Text »
++++++++++++++++++++
You see, catastrophic disaster isn’t something totalitarian regimes like to publicize. After all, pretty much every single building in the quake zone disintegrated because they were shoddily built – including schools. So Ai Weiwei, who has been all over the news this year (2011) for being a massive outspoken thorn in China’s side, began researching and collecting names of dead children. China didn’t like this, but finally, after having steadfastly refused to do so for a year, authorities released an estimate that 5,335 students died in the quake — a concession that was widely viewed as being forced by Ai’s unrelenting campaign and the work of scores of volunteers on the ground in the earthquake zone.
The very volunteers this exhibit was championing in a different way. They have been collecting names, ages and other details of the dead students and relaying them to the courtyard offices in a Beijing suburb where Ai and a staff of 15 work. “I think the government number is incomplete at best,” Ai said from his Beijing offices. His staff has come up with a separate number — 5,205 — which he estimates accounts for about 80% of the actual student death toll. “It only reaffirms our disbelief in the official numbers … I only feel lucky that we’d started the investigation early enough to know that the government is not telling the truth.”
As you can imagine, this effort wasn’t exactly applauded by the government. He’s since been arrested on trumped up commie nonsense charges – a result of his outspokenness in a country of silence. So while I viewed the poignant, stark and sadly beautiful photos in the gallery, I couldn’t get the Weiwei story out of my head.
Perhaps that’s what was bothering Damian too, I don’t know. But he was off his game during our visit, pitching a few tantrums as only those with his syndrome can do. When Damian gets mad (or sometimes over stimulated or whatever), Damian punches himself in the head and elsewhere. Hard.
I’m used to it. You’re not. But whatever, I still had some poking around to do… I picked up my son and ventured down a dead-end hallway only to return towards the entrance. There was one of those sliding rice paper door things that you see in sushi restaurants separating those private rooms.
++++++++++++++++++++
Instructions »
**a)** Answer these questions from the Ai Weiwei text:
(i) How many student deaths did the authorities' estimate give?
(ii) How many staff work with Ai at the courtyard offices in the Beijing suburb?
(iii) What does Damian do when he gets mad?
**b)** Write the next passage of the Ai Weiwei text, picking up right after its final sentence.

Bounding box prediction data
++++++++++++++++++++
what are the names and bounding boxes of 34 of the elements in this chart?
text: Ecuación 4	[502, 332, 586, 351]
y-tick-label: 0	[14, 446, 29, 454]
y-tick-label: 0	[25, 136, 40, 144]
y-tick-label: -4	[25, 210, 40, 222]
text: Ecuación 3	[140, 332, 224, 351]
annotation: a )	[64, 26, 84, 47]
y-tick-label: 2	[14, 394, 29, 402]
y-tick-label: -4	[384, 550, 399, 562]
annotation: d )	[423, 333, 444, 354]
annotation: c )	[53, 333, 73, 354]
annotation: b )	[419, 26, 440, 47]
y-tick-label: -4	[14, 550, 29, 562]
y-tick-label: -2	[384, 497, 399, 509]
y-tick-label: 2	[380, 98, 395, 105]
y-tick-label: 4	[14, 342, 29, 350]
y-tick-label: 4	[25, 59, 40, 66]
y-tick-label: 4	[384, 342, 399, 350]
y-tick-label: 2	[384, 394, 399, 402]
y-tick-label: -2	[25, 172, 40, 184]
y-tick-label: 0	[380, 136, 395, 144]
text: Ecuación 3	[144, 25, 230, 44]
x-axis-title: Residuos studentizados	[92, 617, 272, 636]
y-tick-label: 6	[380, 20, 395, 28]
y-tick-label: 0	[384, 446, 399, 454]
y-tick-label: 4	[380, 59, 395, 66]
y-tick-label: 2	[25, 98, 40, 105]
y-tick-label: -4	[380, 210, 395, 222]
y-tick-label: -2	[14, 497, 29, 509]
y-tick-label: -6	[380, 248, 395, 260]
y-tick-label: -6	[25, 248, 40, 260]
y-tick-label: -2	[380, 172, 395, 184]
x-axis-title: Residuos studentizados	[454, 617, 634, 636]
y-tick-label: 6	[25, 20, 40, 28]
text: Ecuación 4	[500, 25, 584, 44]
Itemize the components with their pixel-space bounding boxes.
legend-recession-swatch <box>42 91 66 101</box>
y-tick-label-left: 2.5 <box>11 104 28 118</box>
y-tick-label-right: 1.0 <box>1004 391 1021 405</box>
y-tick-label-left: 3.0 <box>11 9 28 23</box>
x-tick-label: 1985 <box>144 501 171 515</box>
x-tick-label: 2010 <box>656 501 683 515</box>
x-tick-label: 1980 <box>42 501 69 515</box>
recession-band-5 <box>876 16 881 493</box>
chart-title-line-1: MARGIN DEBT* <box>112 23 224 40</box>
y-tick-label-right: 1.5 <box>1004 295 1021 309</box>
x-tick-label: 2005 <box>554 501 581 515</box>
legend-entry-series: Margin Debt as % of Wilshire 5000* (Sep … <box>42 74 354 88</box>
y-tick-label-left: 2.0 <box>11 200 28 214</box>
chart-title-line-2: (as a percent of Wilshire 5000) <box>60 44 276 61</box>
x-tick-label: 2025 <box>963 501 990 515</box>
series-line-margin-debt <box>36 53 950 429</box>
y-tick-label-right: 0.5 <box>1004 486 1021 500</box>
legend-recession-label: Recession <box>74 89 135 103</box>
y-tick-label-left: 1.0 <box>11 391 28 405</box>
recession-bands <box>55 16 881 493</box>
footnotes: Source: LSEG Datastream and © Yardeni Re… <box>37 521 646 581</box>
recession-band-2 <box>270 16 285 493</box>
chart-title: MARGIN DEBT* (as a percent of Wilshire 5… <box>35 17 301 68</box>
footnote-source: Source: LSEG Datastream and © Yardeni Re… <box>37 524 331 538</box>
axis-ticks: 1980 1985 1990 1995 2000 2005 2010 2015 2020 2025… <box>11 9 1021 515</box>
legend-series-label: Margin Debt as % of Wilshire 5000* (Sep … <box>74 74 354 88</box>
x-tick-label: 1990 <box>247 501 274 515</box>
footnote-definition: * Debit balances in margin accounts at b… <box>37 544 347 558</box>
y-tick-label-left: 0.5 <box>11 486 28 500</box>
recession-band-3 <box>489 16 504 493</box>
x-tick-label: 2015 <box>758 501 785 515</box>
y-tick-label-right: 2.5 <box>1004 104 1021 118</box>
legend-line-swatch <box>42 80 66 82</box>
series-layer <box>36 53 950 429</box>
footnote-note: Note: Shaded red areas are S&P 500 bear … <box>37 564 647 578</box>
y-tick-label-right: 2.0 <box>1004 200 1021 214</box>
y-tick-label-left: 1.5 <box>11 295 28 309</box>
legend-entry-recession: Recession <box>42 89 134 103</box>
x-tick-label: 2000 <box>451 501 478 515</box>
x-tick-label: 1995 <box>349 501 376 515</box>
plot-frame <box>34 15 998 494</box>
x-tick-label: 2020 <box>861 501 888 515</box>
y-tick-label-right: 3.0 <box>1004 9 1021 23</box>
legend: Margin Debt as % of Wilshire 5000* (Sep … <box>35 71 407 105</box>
++++++++++++++++++++
Answers to this exercise »
**a)**
(i) 5,335
(ii) 15
(iii) He punches himself in the head and elsewhere, hard.

**b)**
“Oh Damian, let’s see what’s in here,” I said, noticing but disregarding the sets of shoes lined up on the floor. Of course, Damian had no interest in seeing what was in there so as I slowly opened the door, Damian began punching himself in the forehead wildly.
As the door opened and I peered inside, four young Asian students were sitting lotus-style either meditating or praying or just sitting quietly. As they methodically turned to look at us – a tall doofy white guy with a little kid silently punching himself in the head – I just as slowly and quietly shut the door without a word as if none of that ever happened.
Meditate on that, East Asian studies majors. Meditate on that.
(I can’t imagine what they said to each other as we left the building and went back out to my car… CTMQ likes to make an impression wherever we go. Though it kind of sucks when those impressions are on little boys’ foreheads.)
So here’s the thing. We get outside and Damian was still upset about who-knows-what, but I plopped him down and took the pictures with the stone lions.
And you, dear reader, would have absolutely no idea what was truly going on during those few minutes of our visit. But now you do.
And now you know why CTMQ and my life is a never-ending adventure.